_What the exercise asks_: From the line containing "Convert this document image to plain text." down to the last line of the records below, copy every line exactly. Leave out everything before it.

_Records shown_:
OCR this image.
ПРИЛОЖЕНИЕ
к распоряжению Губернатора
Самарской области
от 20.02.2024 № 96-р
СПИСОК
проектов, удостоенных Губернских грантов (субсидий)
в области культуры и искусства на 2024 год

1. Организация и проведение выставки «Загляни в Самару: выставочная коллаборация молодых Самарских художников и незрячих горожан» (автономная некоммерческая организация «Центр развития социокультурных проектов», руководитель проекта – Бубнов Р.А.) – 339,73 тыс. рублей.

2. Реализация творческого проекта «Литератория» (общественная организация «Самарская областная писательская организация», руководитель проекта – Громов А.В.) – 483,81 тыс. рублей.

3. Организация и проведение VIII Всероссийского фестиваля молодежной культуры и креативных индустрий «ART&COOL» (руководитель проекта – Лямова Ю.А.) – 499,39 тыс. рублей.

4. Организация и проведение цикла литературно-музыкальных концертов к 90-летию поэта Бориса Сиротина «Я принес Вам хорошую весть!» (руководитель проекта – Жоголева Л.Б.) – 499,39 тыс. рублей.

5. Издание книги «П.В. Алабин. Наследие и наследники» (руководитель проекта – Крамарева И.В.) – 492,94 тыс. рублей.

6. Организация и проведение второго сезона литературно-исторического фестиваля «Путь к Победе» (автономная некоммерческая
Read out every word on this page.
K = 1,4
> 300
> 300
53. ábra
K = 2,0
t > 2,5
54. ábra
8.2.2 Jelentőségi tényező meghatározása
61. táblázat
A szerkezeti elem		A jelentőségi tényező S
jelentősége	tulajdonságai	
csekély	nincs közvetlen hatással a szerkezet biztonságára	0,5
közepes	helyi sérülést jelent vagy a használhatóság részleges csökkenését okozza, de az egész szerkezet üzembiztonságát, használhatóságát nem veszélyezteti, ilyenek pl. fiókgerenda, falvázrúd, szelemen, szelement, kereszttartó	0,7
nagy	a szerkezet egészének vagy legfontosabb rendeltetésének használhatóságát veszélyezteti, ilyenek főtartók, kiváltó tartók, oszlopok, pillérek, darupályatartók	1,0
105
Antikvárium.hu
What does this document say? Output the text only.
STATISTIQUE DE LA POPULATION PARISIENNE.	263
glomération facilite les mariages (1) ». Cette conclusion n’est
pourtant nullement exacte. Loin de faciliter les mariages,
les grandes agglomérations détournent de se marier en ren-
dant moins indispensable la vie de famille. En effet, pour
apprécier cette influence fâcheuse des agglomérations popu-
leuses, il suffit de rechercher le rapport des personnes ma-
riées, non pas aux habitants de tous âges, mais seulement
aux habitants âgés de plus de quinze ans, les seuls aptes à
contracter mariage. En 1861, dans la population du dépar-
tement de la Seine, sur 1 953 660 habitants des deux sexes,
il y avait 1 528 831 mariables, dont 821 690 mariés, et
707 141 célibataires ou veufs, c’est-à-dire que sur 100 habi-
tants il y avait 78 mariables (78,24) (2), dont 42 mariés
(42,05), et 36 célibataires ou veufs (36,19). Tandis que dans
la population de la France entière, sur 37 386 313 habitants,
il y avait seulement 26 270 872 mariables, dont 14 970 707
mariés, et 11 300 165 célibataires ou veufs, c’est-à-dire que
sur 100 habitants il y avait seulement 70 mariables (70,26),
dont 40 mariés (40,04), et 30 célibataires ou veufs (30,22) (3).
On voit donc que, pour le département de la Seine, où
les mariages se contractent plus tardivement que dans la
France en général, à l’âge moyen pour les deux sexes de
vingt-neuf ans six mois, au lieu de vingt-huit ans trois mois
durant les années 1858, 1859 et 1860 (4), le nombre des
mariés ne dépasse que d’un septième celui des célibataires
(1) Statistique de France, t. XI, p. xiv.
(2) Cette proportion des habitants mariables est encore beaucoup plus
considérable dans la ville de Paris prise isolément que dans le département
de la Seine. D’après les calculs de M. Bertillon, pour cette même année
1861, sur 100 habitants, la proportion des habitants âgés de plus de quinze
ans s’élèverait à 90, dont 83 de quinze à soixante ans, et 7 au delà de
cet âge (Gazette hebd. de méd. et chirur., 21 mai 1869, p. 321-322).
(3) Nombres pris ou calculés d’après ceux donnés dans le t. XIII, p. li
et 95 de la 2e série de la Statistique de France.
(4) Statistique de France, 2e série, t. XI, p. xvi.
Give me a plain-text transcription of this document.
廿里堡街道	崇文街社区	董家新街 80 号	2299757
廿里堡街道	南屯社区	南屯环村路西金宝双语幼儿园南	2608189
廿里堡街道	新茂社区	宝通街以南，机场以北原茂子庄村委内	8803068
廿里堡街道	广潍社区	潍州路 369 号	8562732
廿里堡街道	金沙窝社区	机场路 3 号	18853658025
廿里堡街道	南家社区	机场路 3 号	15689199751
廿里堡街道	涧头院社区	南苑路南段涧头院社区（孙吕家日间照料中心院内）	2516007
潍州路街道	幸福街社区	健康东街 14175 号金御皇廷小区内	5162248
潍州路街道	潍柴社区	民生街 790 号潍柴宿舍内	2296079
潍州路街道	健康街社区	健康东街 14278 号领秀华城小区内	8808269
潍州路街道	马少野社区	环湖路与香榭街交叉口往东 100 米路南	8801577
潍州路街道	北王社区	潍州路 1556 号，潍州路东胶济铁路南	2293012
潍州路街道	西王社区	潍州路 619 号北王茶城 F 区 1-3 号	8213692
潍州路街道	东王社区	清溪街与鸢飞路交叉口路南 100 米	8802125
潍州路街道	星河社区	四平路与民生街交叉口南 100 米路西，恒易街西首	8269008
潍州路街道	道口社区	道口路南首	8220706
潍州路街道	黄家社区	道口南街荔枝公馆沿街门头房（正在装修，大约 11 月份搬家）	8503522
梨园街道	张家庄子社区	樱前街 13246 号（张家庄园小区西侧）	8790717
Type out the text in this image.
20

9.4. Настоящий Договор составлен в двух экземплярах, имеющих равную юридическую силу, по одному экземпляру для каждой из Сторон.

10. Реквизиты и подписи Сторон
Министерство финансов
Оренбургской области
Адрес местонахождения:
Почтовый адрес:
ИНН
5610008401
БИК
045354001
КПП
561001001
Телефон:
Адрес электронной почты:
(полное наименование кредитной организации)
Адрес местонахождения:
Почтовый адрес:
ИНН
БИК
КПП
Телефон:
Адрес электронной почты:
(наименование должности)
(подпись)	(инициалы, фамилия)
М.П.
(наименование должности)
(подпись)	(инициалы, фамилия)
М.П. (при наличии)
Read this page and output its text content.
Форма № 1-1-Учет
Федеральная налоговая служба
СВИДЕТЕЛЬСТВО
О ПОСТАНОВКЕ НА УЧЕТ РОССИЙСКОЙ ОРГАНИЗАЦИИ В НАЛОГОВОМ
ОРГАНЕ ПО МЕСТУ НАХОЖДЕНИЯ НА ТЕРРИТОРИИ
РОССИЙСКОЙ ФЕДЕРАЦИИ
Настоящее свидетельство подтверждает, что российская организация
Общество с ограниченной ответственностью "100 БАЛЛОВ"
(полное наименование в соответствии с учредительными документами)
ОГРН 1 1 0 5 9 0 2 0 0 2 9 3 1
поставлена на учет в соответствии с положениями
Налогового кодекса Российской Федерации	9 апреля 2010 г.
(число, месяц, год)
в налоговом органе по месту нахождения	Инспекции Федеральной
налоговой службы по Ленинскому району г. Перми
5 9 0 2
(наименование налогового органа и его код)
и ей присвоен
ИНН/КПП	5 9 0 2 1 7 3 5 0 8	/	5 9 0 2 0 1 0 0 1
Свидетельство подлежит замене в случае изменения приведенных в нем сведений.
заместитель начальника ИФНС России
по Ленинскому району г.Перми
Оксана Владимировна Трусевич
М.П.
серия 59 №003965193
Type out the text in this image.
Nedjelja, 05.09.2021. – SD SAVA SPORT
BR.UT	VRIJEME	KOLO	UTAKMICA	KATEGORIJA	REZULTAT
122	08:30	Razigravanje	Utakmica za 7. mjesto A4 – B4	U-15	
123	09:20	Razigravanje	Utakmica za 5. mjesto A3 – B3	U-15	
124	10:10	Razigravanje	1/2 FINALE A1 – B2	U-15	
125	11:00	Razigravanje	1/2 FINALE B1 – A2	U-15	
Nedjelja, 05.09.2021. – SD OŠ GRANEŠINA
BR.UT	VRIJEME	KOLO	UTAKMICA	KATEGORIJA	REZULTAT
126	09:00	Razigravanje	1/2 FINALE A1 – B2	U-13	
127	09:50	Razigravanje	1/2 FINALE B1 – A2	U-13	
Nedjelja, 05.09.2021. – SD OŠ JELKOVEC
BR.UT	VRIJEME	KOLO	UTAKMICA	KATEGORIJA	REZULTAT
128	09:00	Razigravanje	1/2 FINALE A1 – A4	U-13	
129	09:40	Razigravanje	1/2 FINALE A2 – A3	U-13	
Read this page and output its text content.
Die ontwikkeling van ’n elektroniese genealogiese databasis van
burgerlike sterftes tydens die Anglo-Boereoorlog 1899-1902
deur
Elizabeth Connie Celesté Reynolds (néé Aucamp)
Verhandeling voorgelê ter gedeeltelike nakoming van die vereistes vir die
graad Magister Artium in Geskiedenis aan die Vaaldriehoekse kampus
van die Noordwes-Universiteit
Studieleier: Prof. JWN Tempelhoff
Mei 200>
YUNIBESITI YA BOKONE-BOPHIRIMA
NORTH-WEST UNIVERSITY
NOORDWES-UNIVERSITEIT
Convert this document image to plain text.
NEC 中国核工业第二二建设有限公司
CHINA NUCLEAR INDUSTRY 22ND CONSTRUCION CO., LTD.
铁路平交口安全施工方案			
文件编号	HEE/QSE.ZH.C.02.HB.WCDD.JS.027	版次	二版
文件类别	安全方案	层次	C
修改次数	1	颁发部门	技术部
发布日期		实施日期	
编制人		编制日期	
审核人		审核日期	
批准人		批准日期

_The answer_:
Convert this document image to plain text.
NEC 中国核工业第二二建设有限公司
CHINA NUCLEAR INDUSTRY 22ND CONSTRUCION CO., LTD.
铁路平交口安全施工方案			
文件编号	HEE/QSE.ZH.C.02.HB.WCDD.JS.027	版次	二版
文件类别	安全方案	层次	C
修改次数	1	颁发部门	技术部
发布日期		实施日期	
编制人		编制日期	
审核人		审核日期	
批准人		批准日期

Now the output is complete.